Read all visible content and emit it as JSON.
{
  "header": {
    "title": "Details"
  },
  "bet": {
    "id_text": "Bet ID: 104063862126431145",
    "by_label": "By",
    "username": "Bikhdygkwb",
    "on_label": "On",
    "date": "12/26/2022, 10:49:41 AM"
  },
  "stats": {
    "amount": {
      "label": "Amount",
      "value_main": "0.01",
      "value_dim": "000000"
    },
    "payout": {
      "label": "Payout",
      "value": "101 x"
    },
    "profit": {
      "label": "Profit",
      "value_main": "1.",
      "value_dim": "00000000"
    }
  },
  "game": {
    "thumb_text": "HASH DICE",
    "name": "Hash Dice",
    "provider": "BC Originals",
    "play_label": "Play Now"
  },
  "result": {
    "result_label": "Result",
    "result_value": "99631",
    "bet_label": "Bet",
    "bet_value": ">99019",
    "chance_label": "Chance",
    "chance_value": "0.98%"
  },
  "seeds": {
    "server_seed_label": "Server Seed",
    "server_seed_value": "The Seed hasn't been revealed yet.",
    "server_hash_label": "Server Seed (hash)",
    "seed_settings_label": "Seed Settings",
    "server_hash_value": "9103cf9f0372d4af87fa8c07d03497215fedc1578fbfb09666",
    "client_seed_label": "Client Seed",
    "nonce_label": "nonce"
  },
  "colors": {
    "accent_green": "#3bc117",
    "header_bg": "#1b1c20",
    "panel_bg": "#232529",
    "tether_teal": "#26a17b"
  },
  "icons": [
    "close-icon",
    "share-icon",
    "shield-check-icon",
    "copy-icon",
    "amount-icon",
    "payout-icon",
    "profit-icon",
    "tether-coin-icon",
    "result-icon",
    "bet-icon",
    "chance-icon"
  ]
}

========================

### THE PROBLEM
Each record must be returned exactly as it is written.

### SOLUTION FOR THIS TASK
Read all visible content and emit it as JSON.
{
  "header": {
    "title": "Details"
  },
  "bet": {
    "id_text": "Bet ID: 104063862126431145",
    "by_label": "By",
    "username": "Bikhdygkwb",
    "on_label": "On",
    "date": "12/26/2022, 10:49:41 AM"
  },
  "stats": {
    "amount": {
      "label": "Amount",
      "value_main": "0.01",
      "value_dim": "000000"
    },
    "payout": {
      "label": "Payout",
      "value": "101 x"
    },
    "profit": {
      "label": "Profit",
      "value_main": "1.",
      "value_dim": "00000000"
    }
  },
  "game": {
    "thumb_text": "HASH DICE",
    "name": "Hash Dice",
    "provider": "BC Originals",
    "play_label": "Play Now"
  },
  "result": {
    "result_label": "Result",
    "result_value": "99631",
    "bet_label": "Bet",
    "bet_value": ">99019",
    "chance_label": "Chance",
    "chance_value": "0.98%"
  },
  "seeds": {
    "server_seed_label": "Server Seed",
    "server_seed_value": "The Seed hasn't been revealed yet.",
    "server_hash_label": "Server Seed (hash)",
    "seed_settings_label": "Seed Settings",
    "server_hash_value": "9103cf9f0372d4af87fa8c07d03497215fedc1578fbfb09666",
    "client_seed_label": "Client Seed",
    "nonce_label": "nonce"
  },
  "colors": {
    "accent_green": "#3bc117",
    "header_bg": "#1b1c20",
    "panel_bg": "#232529",
    "tether_teal": "#26a17b"
  },
  "icons": [
    "close-icon",
    "share-icon",
    "shield-check-icon",
    "copy-icon",
    "amount-icon",
    "payout-icon",
    "profit-icon",
    "tether-coin-icon",
    "result-icon",
    "bet-icon",
    "chance-icon"
  ]
}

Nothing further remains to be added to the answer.